⟨
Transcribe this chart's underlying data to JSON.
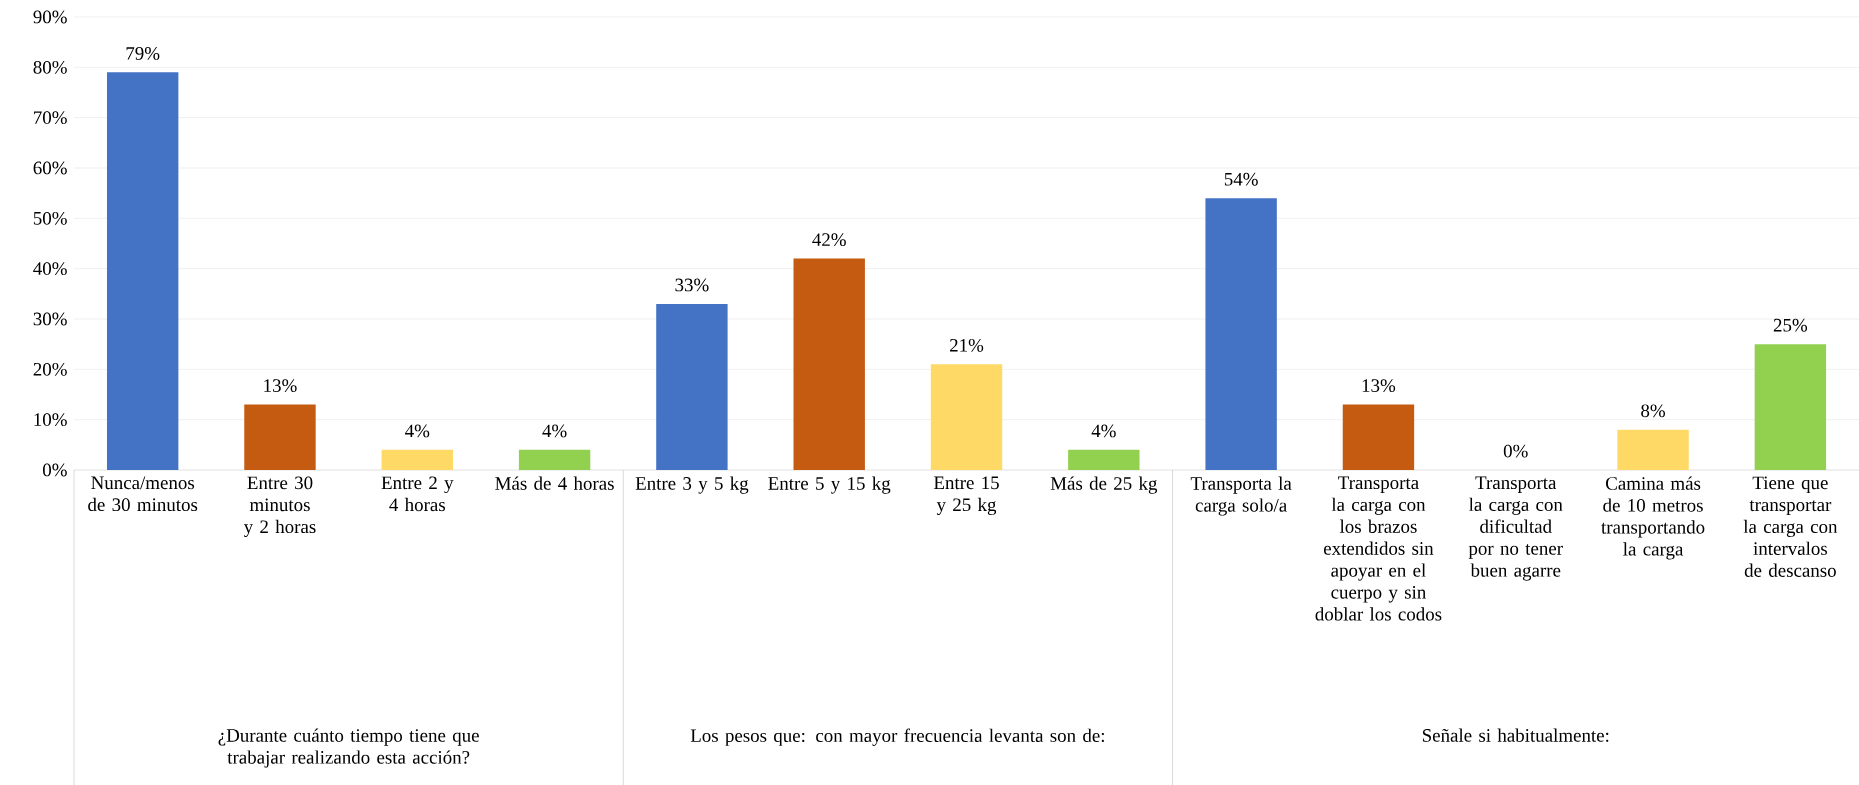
{
  "chart_data": [
    {
      "type": "bar",
      "xlabel": "¿Durante cuánto tiempo tiene que trabajar realizando esta acción?",
      "categories": [
        "Nunca/menos de 30 minutos",
        "Entre 30 minutos y 2 horas",
        "Entre 2 y 4 horas",
        "Más de 4 horas"
      ],
      "values": [
        79,
        13,
        4,
        4
      ],
      "colors": [
        "#4472c4",
        "#c55a11",
        "#ffd966",
        "#92d050"
      ],
      "value_labels": [
        "79%",
        "13%",
        "4%",
        "4%"
      ],
      "ylim": [
        0,
        90
      ],
      "yticks": [
        {
          "value": 0,
          "label": "0%"
        },
        {
          "value": 10,
          "label": "10%"
        },
        {
          "value": 20,
          "label": "20%"
        },
        {
          "value": 30,
          "label": "30%"
        },
        {
          "value": 40,
          "label": "40%"
        },
        {
          "value": 50,
          "label": "50%"
        },
        {
          "value": 60,
          "label": "60%"
        },
        {
          "value": 70,
          "label": "70%"
        },
        {
          "value": 80,
          "label": "80%"
        },
        {
          "value": 90,
          "label": "90%"
        }
      ],
      "grid": "y"
    },
    {
      "type": "bar",
      "xlabel": "Los pesos que: con mayor frecuencia levanta son de:",
      "categories": [
        "Entre 3 y 5 kg",
        "Entre 5 y 15 kg",
        "Entre 15 y 25 kg",
        "Más de 25 kg"
      ],
      "values": [
        33,
        42,
        21,
        4
      ],
      "colors": [
        "#4472c4",
        "#c55a11",
        "#ffd966",
        "#92d050"
      ],
      "value_labels": [
        "33%",
        "42%",
        "21%",
        "4%"
      ],
      "ylim": [
        0,
        90
      ],
      "yticks": [
        0,
        10,
        20,
        30,
        40,
        50,
        60,
        70,
        80,
        90
      ],
      "grid": "y",
      "tick_labels": "x"
    },
    {
      "type": "bar",
      "xlabel": "Señale si habitualmente:",
      "categories": [
        "Transporta la carga solo/a",
        "Transporta la carga con los brazos extendidos sin apoyar en el cuerpo y sin doblar los codos",
        "Transporta la carga con dificultad por no tener buen agarre",
        "Camina más de 10 metros transportando la carga",
        "Tiene que transportar la carga con intervalos de descanso"
      ],
      "values": [
        54,
        13,
        0,
        8,
        25
      ],
      "colors": [
        "#4472c4",
        "#c55a11",
        "#a5a5a5",
        "#ffd966",
        "#92d050"
      ],
      "value_labels": [
        "54%",
        "13%",
        "0%",
        "8%",
        "25%"
      ],
      "ylim": [
        0,
        90
      ],
      "yticks": [
        0,
        10,
        20,
        30,
        40,
        50,
        60,
        70,
        80,
        90
      ],
      "grid": "y",
      "tick_labels": "x"
    }
  ]
}
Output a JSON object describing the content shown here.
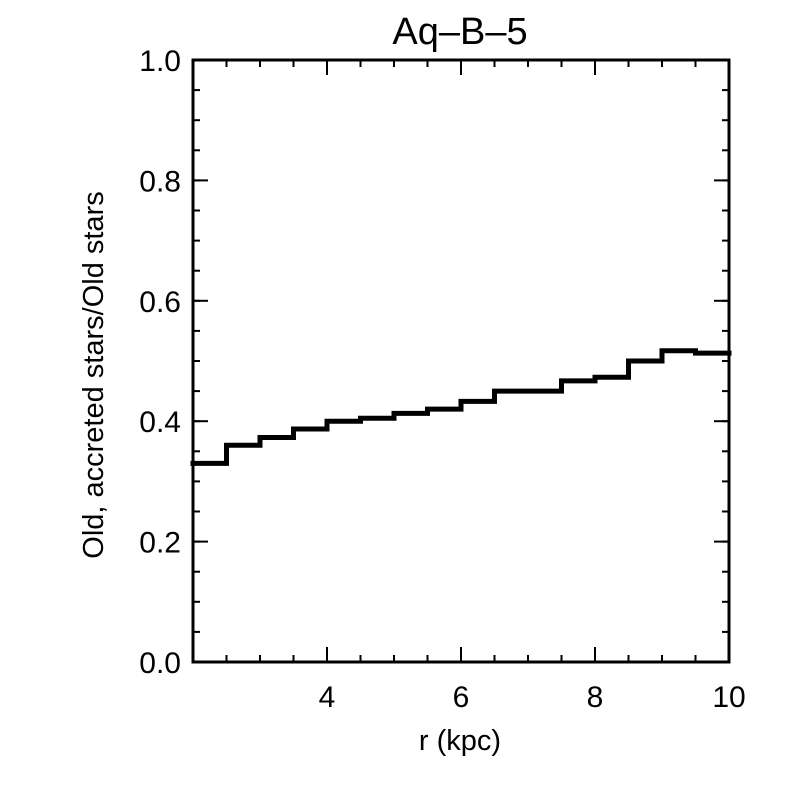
{
  "chart_data": {
    "type": "line",
    "step": true,
    "title": "Aq–B–5",
    "xlabel": "r (kpc)",
    "ylabel": "Old, accreted stars/Old stars",
    "xlim": [
      2,
      10
    ],
    "ylim": [
      0.0,
      1.0
    ],
    "x_major_ticks": [
      2,
      4,
      6,
      8,
      10
    ],
    "x_tick_labels": [
      "",
      "4",
      "6",
      "8",
      "10"
    ],
    "x_minor_step": 0.5,
    "y_major_ticks": [
      0.0,
      0.2,
      0.4,
      0.6,
      0.8,
      1.0
    ],
    "y_tick_labels": [
      "0.0",
      "0.2",
      "0.4",
      "0.6",
      "0.8",
      "1.0"
    ],
    "y_minor_step": 0.05,
    "grid": false,
    "series": [
      {
        "bin_edges": [
          2.0,
          2.5,
          3.0,
          3.5,
          4.0,
          4.5,
          5.0,
          5.5,
          6.0,
          6.5,
          7.0,
          7.5,
          8.0,
          8.5,
          9.0,
          9.5,
          10.0
        ],
        "values": [
          0.33,
          0.36,
          0.373,
          0.387,
          0.4,
          0.405,
          0.413,
          0.42,
          0.433,
          0.45,
          0.45,
          0.467,
          0.473,
          0.5,
          0.517,
          0.513
        ]
      }
    ]
  }
}
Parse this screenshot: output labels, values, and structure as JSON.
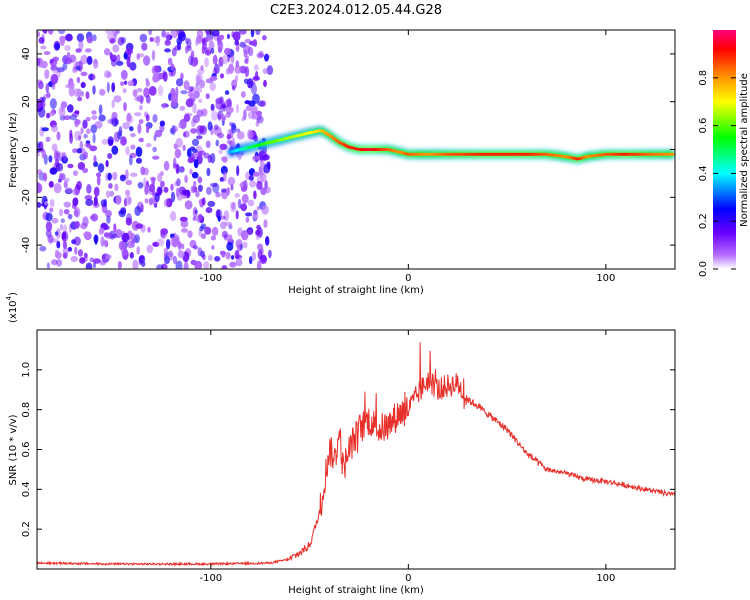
⟩
> Task prompt
Reproduce all of the material above word for word. Omit the pictures.

> Output below
Transcribe this chart's underlying data to JSON.
{
  "chart_data": [
    {
      "type": "bar",
      "xlabel": "¿Durante cuánto tiempo tiene que trabajar realizando esta acción?",
      "categories": [
        "Nunca/menos de 30 minutos",
        "Entre 30 minutos y 2 horas",
        "Entre 2 y 4 horas",
        "Más de 4 horas"
      ],
      "values": [
        79,
        13,
        4,
        4
      ],
      "colors": [
        "#4472c4",
        "#c55a11",
        "#ffd966",
        "#92d050"
      ],
      "value_labels": [
        "79%",
        "13%",
        "4%",
        "4%"
      ],
      "ylim": [
        0,
        90
      ],
      "yticks": [
        {
          "value": 0,
          "label": "0%"
        },
        {
          "value": 10,
          "label": "10%"
        },
        {
          "value": 20,
          "label": "20%"
        },
        {
          "value": 30,
          "label": "30%"
        },
        {
          "value": 40,
          "label": "40%"
        },
        {
          "value": 50,
          "label": "50%"
        },
        {
          "value": 60,
          "label": "60%"
        },
        {
          "value": 70,
          "label": "70%"
        },
        {
          "value": 80,
          "label": "80%"
        },
        {
          "value": 90,
          "label": "90%"
        }
      ],
      "grid": "y"
    },
    {
      "type": "bar",
      "xlabel": "Los pesos que: con mayor frecuencia levanta son de:",
      "categories": [
        "Entre 3 y 5 kg",
        "Entre 5 y 15 kg",
        "Entre 15 y 25 kg",
        "Más de 25 kg"
      ],
      "values": [
        33,
        42,
        21,
        4
      ],
      "colors": [
        "#4472c4",
        "#c55a11",
        "#ffd966",
        "#92d050"
      ],
      "value_labels": [
        "33%",
        "42%",
        "21%",
        "4%"
      ],
      "ylim": [
        0,
        90
      ],
      "yticks": [
        0,
        10,
        20,
        30,
        40,
        50,
        60,
        70,
        80,
        90
      ],
      "grid": "y",
      "tick_labels": "x"
    },
    {
      "type": "bar",
      "xlabel": "Señale si habitualmente:",
      "categories": [
        "Transporta la carga solo/a",
        "Transporta la carga con los brazos extendidos sin apoyar en el cuerpo y sin doblar los codos",
        "Transporta la carga con dificultad por no tener buen agarre",
        "Camina más de 10 metros transportando la carga",
        "Tiene que transportar la carga con intervalos de descanso"
      ],
      "values": [
        54,
        13,
        0,
        8,
        25
      ],
      "colors": [
        "#4472c4",
        "#c55a11",
        "#a5a5a5",
        "#ffd966",
        "#92d050"
      ],
      "value_labels": [
        "54%",
        "13%",
        "0%",
        "8%",
        "25%"
      ],
      "ylim": [
        0,
        90
      ],
      "yticks": [
        0,
        10,
        20,
        30,
        40,
        50,
        60,
        70,
        80,
        90
      ],
      "grid": "y",
      "tick_labels": "x"
    }
  ]
}
Output a JSON object describing the content shown here.
{
  "chart_data": {
    "type": "line",
    "step": true,
    "title": "Aq–B–5",
    "xlabel": "r (kpc)",
    "ylabel": "Old, accreted stars/Old stars",
    "xlim": [
      2,
      10
    ],
    "ylim": [
      0.0,
      1.0
    ],
    "x_major_ticks": [
      2,
      4,
      6,
      8,
      10
    ],
    "x_tick_labels": [
      "",
      "4",
      "6",
      "8",
      "10"
    ],
    "x_minor_step": 0.5,
    "y_major_ticks": [
      0.0,
      0.2,
      0.4,
      0.6,
      0.8,
      1.0
    ],
    "y_tick_labels": [
      "0.0",
      "0.2",
      "0.4",
      "0.6",
      "0.8",
      "1.0"
    ],
    "y_minor_step": 0.05,
    "grid": false,
    "series": [
      {
        "bin_edges": [
          2.0,
          2.5,
          3.0,
          3.5,
          4.0,
          4.5,
          5.0,
          5.5,
          6.0,
          6.5,
          7.0,
          7.5,
          8.0,
          8.5,
          9.0,
          9.5,
          10.0
        ],
        "values": [
          0.33,
          0.36,
          0.373,
          0.387,
          0.4,
          0.405,
          0.413,
          0.42,
          0.433,
          0.45,
          0.45,
          0.467,
          0.473,
          0.5,
          0.517,
          0.513
        ]
      }
    ]
  }
}
Parse this screenshot: output labels, values, and structure as JSON.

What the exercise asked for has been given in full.